### Listed entries
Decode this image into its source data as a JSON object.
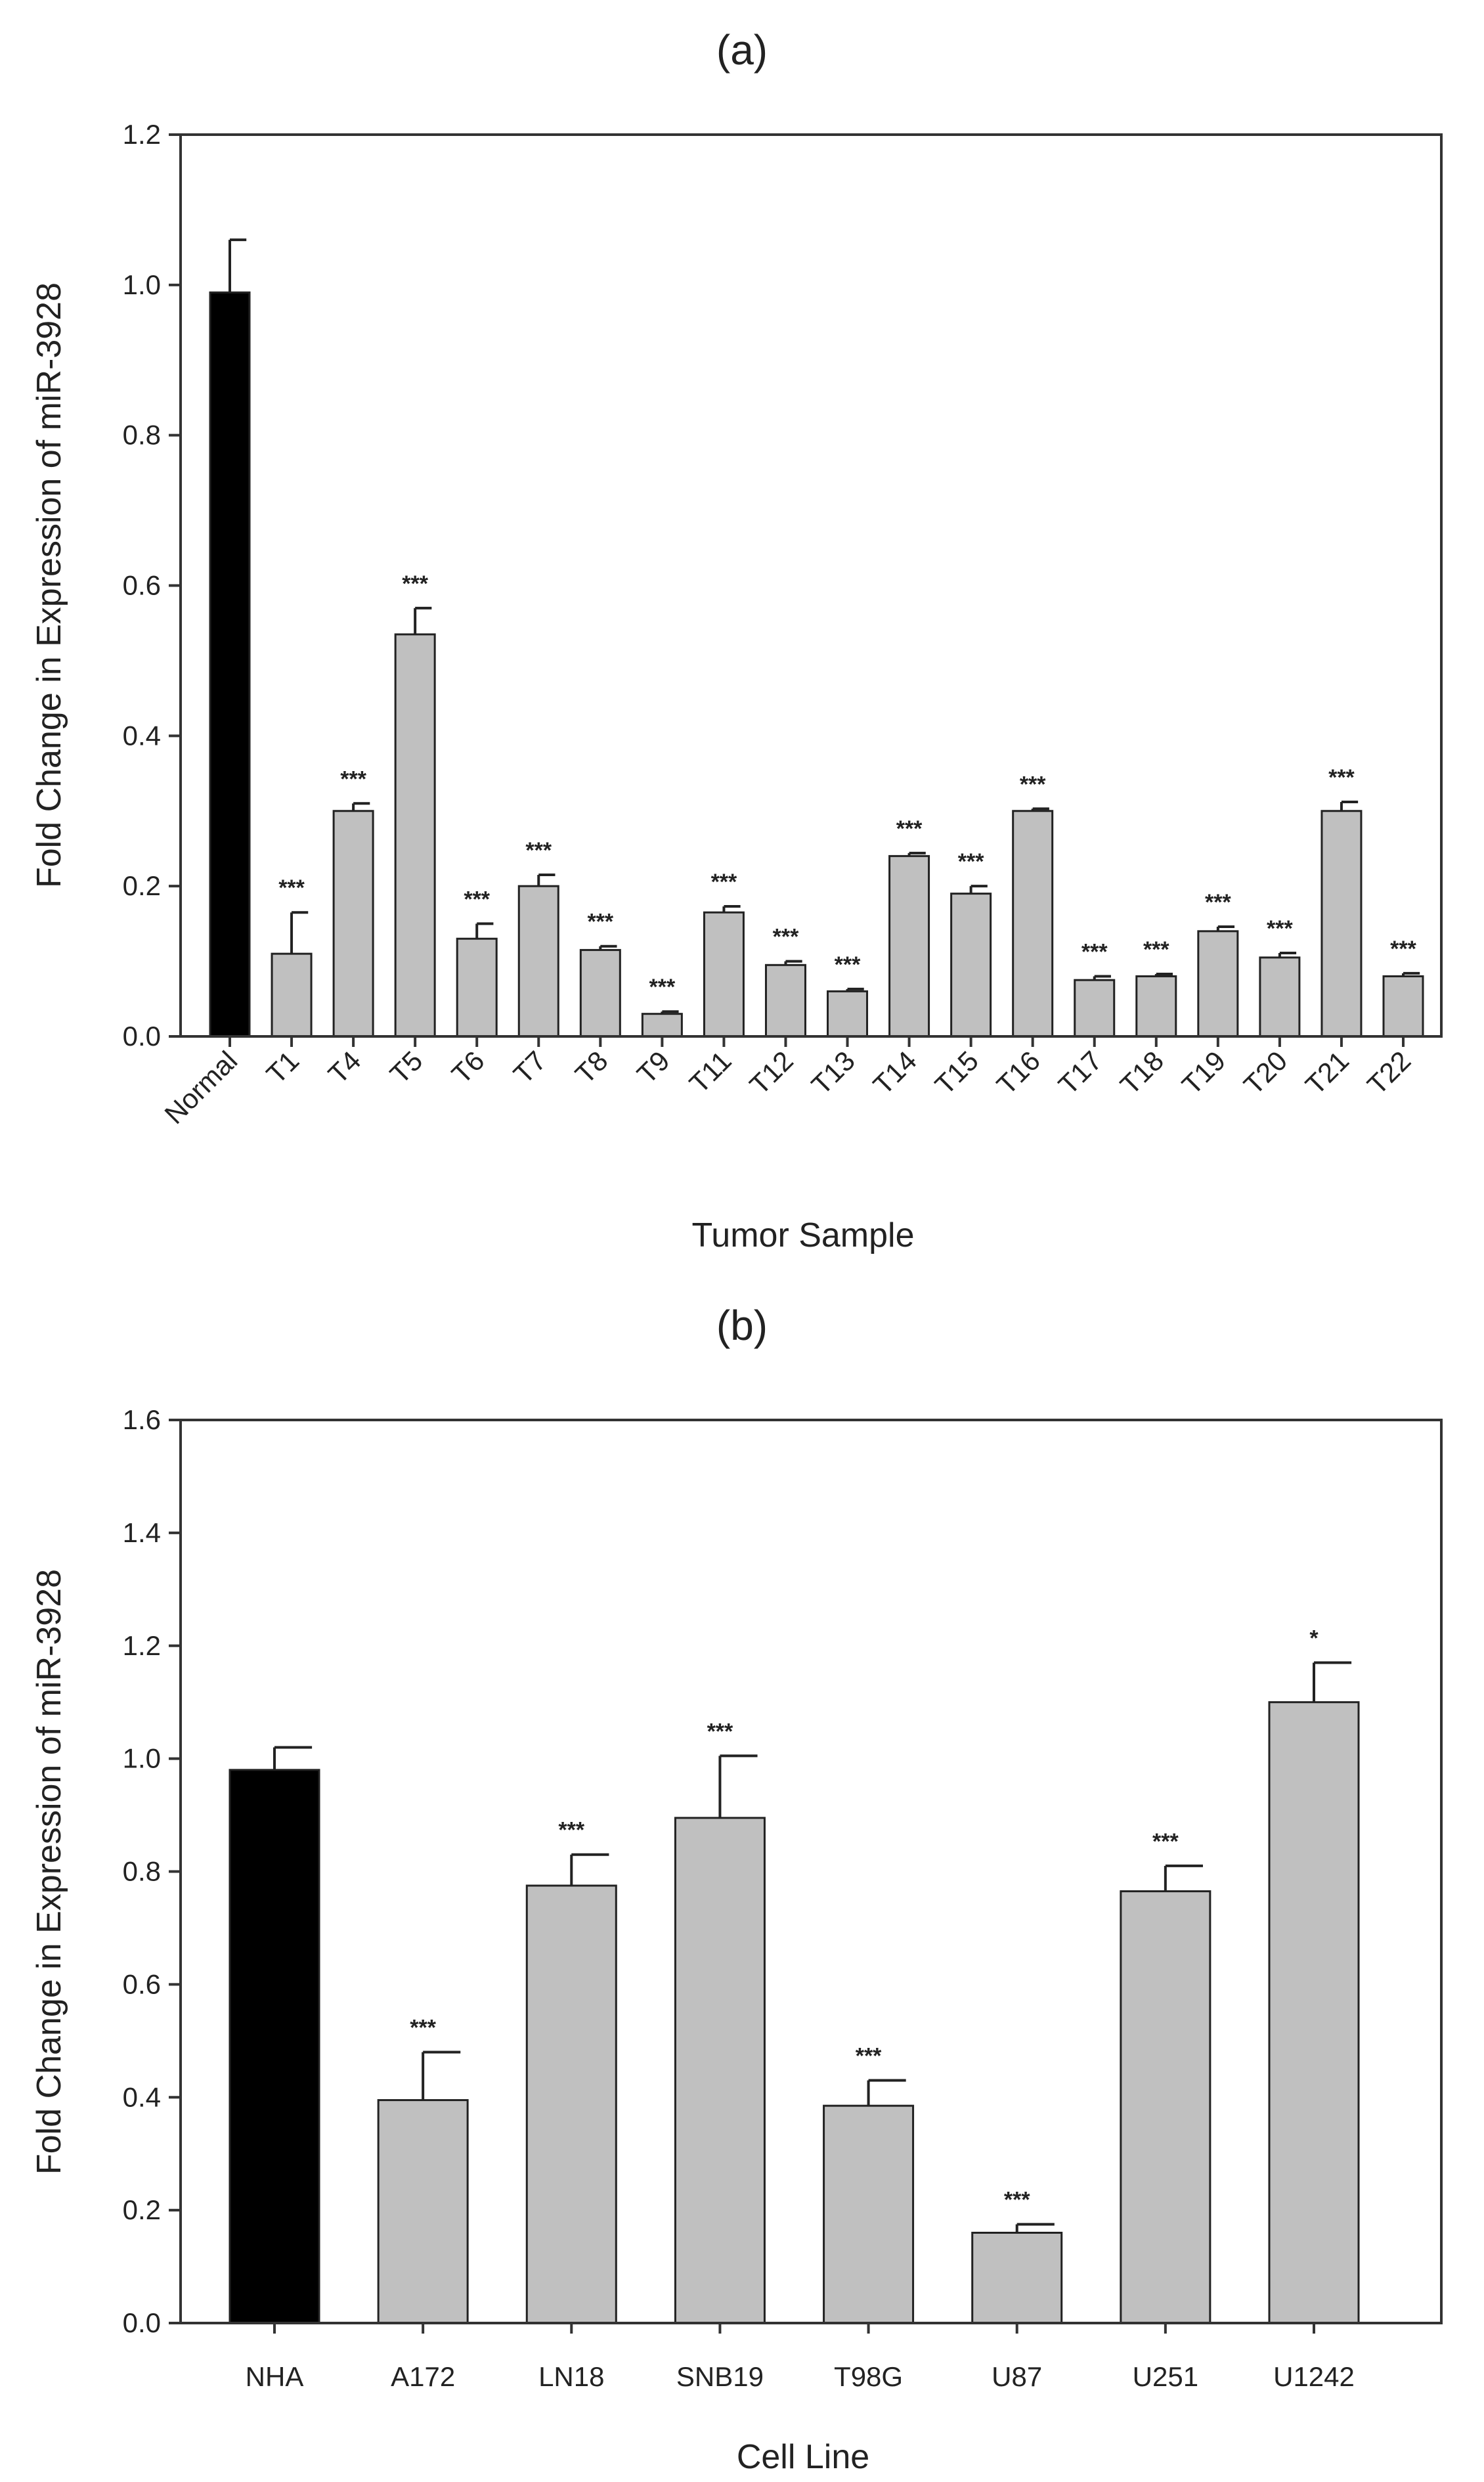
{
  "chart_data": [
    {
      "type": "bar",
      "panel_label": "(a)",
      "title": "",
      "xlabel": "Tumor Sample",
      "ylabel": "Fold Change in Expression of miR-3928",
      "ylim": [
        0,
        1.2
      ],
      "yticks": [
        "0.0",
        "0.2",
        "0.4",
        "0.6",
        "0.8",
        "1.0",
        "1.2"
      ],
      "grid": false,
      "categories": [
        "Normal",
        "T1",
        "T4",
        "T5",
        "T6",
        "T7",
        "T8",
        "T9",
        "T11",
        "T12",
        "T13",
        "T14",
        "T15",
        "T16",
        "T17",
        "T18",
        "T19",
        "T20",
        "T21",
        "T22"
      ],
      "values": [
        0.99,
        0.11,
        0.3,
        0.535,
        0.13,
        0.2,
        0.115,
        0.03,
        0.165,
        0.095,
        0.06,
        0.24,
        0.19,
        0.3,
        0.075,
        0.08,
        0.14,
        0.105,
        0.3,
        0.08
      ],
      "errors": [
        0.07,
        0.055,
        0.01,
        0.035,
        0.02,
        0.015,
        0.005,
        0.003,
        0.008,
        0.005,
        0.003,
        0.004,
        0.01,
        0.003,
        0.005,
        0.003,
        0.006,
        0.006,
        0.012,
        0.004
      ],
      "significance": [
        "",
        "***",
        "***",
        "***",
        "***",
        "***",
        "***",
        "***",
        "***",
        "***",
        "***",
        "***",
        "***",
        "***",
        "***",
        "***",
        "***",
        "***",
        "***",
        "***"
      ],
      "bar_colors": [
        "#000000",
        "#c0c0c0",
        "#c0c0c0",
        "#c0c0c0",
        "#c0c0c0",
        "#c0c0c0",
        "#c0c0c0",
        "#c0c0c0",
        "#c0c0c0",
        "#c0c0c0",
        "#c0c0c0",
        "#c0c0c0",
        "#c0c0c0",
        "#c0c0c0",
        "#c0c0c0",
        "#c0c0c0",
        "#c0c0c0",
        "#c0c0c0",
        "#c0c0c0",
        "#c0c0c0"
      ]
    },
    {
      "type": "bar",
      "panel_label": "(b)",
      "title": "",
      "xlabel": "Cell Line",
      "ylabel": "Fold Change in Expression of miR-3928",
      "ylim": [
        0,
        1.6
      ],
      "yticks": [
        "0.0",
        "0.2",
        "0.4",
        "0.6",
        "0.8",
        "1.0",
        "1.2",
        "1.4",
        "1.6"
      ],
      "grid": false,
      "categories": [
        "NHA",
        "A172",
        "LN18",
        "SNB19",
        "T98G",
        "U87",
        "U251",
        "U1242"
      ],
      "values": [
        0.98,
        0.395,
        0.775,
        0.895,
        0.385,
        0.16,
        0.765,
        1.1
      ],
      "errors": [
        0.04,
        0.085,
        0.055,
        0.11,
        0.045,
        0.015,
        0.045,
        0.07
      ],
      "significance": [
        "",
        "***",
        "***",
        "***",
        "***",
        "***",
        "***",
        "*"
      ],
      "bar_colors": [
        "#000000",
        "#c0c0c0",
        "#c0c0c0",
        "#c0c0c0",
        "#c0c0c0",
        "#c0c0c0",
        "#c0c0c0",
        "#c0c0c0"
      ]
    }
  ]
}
---
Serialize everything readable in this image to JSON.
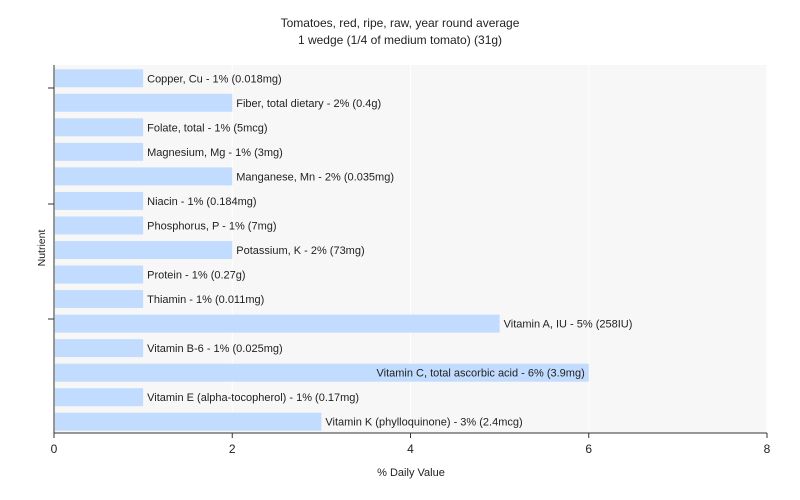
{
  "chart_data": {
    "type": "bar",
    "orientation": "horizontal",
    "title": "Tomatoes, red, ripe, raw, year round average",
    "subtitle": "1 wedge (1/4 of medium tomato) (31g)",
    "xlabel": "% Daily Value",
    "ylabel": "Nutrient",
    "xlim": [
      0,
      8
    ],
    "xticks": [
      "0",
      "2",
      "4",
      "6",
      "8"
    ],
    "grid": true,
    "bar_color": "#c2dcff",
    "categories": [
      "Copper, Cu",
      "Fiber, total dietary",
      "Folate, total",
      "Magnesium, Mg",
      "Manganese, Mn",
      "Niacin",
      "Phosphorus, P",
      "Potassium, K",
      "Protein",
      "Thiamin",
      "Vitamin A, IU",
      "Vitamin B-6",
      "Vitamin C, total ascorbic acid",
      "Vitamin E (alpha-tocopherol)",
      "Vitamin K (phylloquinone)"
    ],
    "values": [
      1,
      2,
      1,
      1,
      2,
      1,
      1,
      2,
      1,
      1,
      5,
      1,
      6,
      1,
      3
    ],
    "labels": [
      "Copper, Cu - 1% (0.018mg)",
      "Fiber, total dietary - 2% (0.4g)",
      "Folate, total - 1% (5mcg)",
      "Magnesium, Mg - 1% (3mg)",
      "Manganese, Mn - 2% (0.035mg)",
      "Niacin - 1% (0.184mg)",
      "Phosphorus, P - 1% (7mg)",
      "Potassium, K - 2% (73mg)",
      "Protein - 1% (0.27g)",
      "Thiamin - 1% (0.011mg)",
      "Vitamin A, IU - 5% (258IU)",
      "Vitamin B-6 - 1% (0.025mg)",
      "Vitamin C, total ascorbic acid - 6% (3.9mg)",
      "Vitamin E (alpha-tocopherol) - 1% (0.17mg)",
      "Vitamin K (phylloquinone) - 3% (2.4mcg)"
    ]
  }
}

### Exercise
Go through the lines above and copy any that contain "xlabel".

### Output of the task
      "xlabel": "Tumor Sample",
      "xlabel": "Cell Line",
    "xlabel": "% Daily Value",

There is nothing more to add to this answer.